Note how many lines hold the string "this" and give that number without any other words.
== INFORMATION SUPPLIED
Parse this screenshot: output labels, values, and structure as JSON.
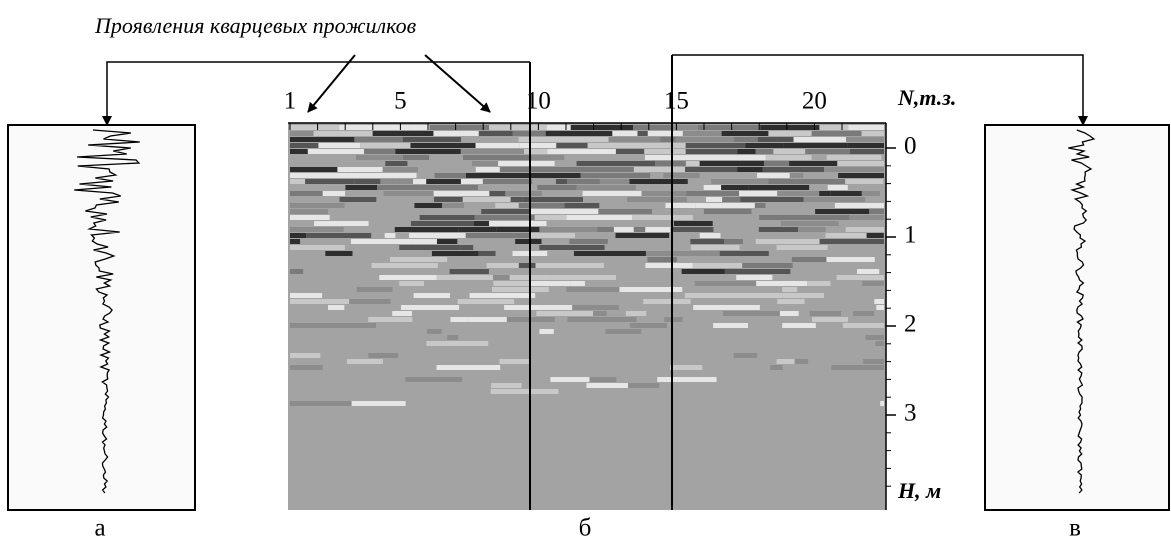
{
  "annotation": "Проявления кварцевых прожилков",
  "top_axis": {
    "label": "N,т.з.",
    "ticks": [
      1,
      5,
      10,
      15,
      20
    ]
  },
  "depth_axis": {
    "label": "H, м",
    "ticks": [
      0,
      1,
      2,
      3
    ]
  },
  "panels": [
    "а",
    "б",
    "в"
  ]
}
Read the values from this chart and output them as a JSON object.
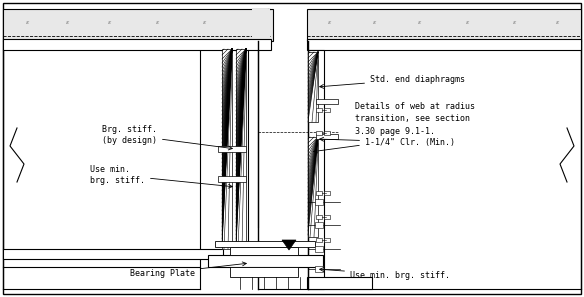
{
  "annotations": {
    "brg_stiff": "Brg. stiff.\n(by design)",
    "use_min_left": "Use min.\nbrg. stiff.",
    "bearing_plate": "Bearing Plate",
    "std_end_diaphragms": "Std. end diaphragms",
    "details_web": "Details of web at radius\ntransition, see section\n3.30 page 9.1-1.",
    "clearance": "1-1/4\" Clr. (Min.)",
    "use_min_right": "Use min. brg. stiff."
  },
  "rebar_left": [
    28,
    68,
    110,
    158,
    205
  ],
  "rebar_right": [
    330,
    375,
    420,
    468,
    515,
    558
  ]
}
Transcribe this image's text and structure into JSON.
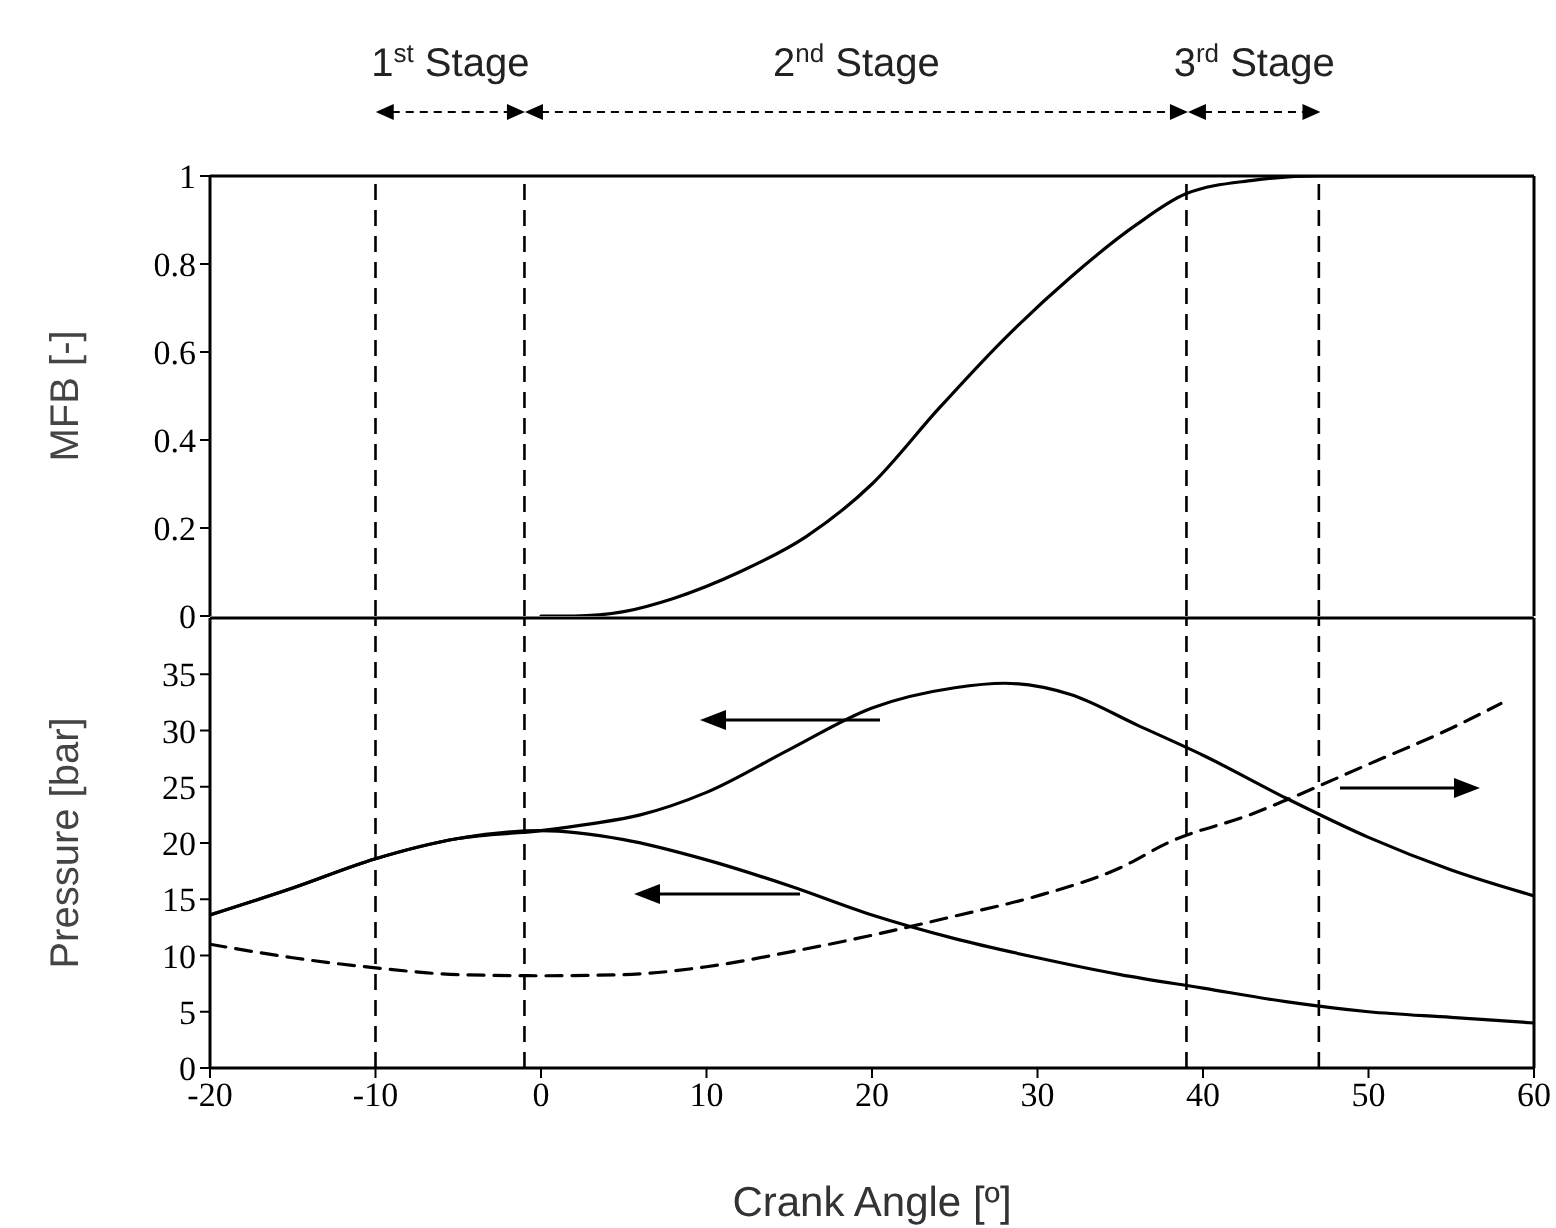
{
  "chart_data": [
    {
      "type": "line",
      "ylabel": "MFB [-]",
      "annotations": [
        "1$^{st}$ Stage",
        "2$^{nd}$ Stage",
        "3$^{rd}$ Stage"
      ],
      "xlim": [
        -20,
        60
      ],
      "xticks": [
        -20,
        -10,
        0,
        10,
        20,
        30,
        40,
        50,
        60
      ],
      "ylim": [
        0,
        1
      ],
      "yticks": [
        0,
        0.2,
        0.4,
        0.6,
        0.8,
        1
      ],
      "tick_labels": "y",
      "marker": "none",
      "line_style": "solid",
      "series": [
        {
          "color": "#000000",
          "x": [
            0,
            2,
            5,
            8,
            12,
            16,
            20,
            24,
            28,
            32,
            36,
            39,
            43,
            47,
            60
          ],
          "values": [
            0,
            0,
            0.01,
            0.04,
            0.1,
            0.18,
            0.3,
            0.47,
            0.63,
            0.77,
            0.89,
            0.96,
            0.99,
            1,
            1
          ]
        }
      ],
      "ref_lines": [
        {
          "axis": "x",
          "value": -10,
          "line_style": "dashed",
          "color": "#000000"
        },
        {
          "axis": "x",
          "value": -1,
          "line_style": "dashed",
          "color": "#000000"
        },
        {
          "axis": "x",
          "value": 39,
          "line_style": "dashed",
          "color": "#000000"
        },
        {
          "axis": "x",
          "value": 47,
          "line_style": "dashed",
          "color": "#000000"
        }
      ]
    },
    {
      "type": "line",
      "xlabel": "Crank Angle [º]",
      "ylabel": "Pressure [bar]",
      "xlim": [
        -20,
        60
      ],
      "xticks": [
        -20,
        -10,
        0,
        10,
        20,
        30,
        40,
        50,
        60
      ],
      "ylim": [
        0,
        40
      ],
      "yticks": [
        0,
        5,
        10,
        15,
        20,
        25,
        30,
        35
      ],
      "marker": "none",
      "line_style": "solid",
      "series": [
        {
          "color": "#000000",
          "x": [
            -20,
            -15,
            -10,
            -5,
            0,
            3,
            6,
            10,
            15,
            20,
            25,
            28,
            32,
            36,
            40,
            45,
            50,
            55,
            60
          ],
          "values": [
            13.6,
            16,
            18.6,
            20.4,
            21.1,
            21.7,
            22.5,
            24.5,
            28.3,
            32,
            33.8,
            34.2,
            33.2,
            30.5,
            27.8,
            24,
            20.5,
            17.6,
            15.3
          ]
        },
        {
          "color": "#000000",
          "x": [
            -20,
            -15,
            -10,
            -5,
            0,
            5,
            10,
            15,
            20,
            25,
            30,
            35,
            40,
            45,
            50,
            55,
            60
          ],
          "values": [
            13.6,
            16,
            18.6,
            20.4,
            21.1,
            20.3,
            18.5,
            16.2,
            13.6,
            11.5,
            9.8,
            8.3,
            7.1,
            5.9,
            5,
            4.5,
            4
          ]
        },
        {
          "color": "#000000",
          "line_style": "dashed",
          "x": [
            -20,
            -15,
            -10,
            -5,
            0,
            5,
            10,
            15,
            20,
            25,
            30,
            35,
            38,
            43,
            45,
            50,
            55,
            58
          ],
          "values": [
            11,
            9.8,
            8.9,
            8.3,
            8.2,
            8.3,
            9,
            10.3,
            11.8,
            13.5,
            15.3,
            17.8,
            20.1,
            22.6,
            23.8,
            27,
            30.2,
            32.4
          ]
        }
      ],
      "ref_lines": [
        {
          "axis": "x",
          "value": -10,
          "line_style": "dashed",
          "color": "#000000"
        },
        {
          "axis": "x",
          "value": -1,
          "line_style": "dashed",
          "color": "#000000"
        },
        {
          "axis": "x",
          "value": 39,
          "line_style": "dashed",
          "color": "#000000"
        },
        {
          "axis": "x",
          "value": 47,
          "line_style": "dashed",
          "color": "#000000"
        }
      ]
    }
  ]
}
====
== INFORMATION SUPPLIED
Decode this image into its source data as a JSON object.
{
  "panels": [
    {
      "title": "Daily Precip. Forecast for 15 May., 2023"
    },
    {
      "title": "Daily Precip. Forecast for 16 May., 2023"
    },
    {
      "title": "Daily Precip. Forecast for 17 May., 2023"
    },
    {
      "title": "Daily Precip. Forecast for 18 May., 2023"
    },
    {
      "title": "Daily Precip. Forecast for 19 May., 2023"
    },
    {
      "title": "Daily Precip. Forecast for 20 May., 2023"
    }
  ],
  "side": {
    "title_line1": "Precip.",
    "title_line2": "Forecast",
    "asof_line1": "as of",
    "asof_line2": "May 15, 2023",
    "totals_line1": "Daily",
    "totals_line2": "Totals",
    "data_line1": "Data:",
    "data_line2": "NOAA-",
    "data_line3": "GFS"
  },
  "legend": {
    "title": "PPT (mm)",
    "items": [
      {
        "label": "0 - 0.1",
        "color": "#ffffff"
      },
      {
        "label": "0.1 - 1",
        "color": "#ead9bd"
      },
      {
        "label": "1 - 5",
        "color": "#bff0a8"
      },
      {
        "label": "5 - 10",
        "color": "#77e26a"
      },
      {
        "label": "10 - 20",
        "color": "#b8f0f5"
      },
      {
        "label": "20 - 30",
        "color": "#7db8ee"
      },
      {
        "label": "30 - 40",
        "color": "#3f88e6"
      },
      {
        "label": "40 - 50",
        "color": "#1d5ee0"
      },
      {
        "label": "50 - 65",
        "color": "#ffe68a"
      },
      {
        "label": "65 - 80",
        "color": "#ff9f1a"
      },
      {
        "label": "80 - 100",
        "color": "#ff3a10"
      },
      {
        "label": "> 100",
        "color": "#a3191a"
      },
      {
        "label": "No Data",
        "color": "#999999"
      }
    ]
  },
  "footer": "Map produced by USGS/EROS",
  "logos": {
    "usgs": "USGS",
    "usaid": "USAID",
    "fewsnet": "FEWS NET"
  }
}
====
== INFORMATION SUPPLIED
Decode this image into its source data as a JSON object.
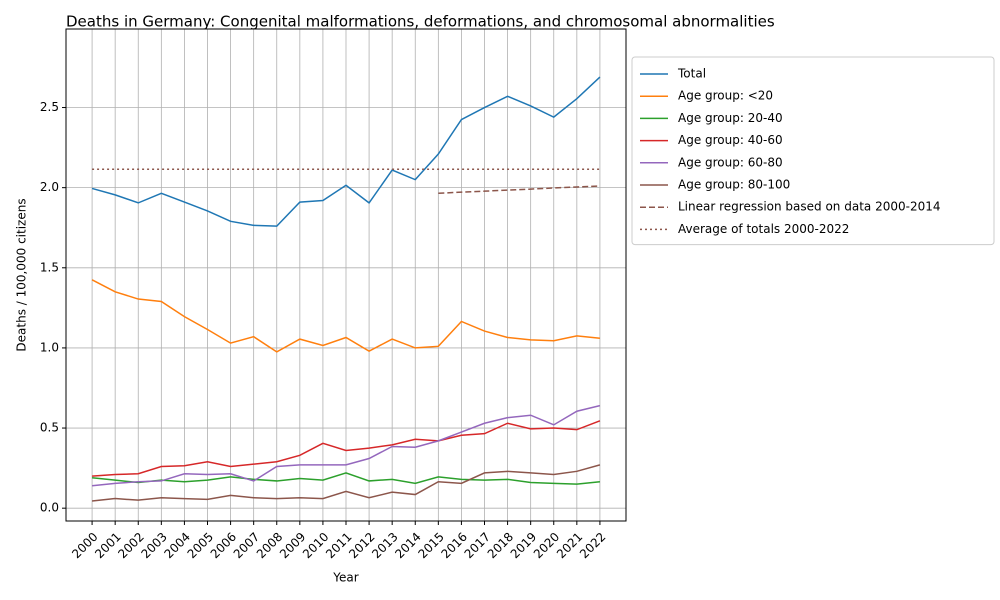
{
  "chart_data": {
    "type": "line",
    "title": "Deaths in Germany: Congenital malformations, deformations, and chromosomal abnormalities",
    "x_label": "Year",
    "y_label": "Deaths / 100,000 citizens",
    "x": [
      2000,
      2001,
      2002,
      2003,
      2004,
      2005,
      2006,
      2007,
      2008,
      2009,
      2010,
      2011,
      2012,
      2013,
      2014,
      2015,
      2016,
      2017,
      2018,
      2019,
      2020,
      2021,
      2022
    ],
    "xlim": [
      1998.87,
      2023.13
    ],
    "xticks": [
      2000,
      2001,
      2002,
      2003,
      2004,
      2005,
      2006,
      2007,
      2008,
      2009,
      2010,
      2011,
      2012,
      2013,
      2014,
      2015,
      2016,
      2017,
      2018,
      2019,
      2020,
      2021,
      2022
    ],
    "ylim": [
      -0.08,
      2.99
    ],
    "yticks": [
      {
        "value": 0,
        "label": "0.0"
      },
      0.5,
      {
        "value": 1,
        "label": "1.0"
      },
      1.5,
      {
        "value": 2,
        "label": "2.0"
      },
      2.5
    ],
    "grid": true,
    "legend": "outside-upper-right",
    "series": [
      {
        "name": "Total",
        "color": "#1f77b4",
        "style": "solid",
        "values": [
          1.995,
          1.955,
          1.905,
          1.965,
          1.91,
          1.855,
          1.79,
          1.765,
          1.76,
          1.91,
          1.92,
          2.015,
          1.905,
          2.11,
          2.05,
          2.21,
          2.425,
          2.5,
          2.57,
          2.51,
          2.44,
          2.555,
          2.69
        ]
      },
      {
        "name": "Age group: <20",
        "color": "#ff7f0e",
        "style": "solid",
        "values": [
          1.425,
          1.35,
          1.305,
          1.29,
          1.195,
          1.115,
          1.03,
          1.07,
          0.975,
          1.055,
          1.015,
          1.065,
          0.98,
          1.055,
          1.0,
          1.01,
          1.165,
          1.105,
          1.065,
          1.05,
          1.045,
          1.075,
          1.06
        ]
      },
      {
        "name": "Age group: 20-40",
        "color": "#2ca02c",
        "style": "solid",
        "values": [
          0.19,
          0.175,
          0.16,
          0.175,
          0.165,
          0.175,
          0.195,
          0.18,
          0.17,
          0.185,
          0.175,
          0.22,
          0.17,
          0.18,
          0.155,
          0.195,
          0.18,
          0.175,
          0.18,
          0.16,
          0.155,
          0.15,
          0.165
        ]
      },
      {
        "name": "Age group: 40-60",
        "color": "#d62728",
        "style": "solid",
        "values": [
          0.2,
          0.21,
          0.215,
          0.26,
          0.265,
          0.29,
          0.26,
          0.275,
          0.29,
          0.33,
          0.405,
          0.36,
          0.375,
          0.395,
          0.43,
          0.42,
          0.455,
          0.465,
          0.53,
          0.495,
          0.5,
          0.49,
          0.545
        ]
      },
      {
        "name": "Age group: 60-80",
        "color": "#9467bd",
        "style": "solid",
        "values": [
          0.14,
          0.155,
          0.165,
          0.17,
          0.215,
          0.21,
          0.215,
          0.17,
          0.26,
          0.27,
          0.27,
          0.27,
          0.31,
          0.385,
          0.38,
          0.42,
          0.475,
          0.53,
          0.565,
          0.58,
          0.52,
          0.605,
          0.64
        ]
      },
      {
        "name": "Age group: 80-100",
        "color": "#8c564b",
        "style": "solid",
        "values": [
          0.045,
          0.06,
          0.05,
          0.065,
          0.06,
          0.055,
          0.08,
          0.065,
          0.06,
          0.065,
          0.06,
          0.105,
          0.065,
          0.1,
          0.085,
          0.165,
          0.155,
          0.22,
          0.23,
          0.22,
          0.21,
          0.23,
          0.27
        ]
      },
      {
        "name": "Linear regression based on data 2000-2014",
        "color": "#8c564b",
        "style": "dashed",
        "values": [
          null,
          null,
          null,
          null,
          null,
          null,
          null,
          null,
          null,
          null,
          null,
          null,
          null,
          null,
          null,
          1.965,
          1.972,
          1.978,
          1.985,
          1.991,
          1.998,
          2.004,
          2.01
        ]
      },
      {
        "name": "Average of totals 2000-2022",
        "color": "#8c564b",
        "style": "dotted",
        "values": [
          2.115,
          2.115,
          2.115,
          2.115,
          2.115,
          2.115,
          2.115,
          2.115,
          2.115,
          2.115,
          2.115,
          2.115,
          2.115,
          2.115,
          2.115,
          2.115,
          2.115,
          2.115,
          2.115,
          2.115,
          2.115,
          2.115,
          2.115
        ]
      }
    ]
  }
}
====
**EXERCISE RESPONSE**:
5